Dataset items
.....

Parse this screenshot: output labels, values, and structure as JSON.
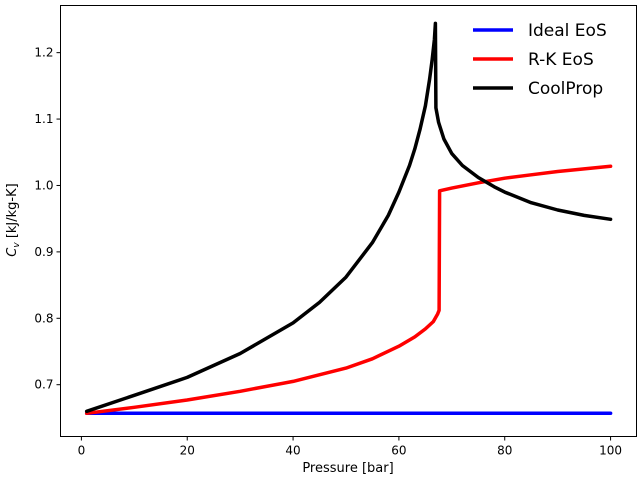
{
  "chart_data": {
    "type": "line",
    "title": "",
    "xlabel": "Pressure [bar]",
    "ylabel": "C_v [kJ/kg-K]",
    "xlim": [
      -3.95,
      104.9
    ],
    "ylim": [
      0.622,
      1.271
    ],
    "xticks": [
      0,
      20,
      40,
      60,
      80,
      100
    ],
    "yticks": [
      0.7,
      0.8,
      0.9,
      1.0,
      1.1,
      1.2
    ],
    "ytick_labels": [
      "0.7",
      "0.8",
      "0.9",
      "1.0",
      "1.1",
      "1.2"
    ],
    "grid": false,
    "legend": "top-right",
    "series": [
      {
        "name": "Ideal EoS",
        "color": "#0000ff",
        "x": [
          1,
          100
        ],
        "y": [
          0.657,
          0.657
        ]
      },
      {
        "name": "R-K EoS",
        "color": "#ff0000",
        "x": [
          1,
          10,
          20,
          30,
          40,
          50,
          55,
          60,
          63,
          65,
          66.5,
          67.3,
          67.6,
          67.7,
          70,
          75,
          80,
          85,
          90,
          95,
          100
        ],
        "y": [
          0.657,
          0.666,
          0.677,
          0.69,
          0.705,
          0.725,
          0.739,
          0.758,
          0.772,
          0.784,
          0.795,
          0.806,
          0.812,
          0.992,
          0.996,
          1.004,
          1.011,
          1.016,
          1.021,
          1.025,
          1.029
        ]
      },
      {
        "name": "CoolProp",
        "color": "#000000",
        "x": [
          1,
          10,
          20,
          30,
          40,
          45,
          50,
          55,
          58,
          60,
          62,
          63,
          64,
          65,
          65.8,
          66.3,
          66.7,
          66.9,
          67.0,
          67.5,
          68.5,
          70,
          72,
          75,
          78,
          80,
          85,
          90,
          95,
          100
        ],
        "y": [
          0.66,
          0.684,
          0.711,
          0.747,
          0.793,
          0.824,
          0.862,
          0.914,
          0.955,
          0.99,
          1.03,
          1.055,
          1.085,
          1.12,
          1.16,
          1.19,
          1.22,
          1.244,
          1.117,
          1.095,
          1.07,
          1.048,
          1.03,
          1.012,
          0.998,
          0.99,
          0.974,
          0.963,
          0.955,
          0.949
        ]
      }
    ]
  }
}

.....

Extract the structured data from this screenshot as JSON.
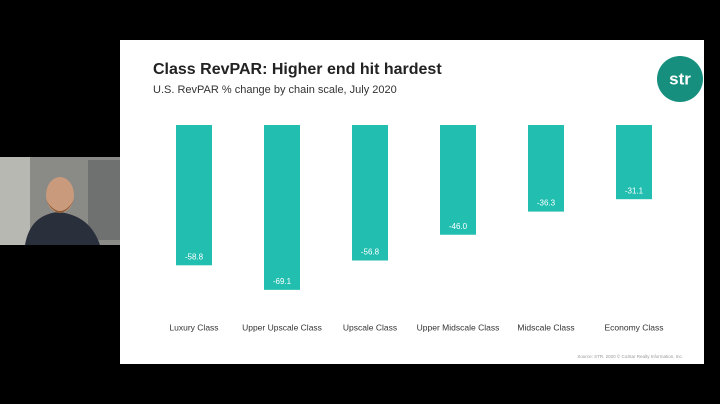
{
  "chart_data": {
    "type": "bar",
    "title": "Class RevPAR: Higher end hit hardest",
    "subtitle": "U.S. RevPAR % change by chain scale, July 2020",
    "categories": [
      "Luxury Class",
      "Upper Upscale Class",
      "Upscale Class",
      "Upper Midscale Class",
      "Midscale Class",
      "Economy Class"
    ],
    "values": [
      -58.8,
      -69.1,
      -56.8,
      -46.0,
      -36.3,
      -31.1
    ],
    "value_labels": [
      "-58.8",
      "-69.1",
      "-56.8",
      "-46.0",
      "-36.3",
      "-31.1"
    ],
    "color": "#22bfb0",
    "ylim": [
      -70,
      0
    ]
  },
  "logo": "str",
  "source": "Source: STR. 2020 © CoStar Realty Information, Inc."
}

.....

§ Short task: From the listing above, copy every line that holds the string "color".

§ Solution below:
        "color": "#0000ff",
        "color": "#ff0000",
        "color": "#000000",
    "color": "#22bfb0",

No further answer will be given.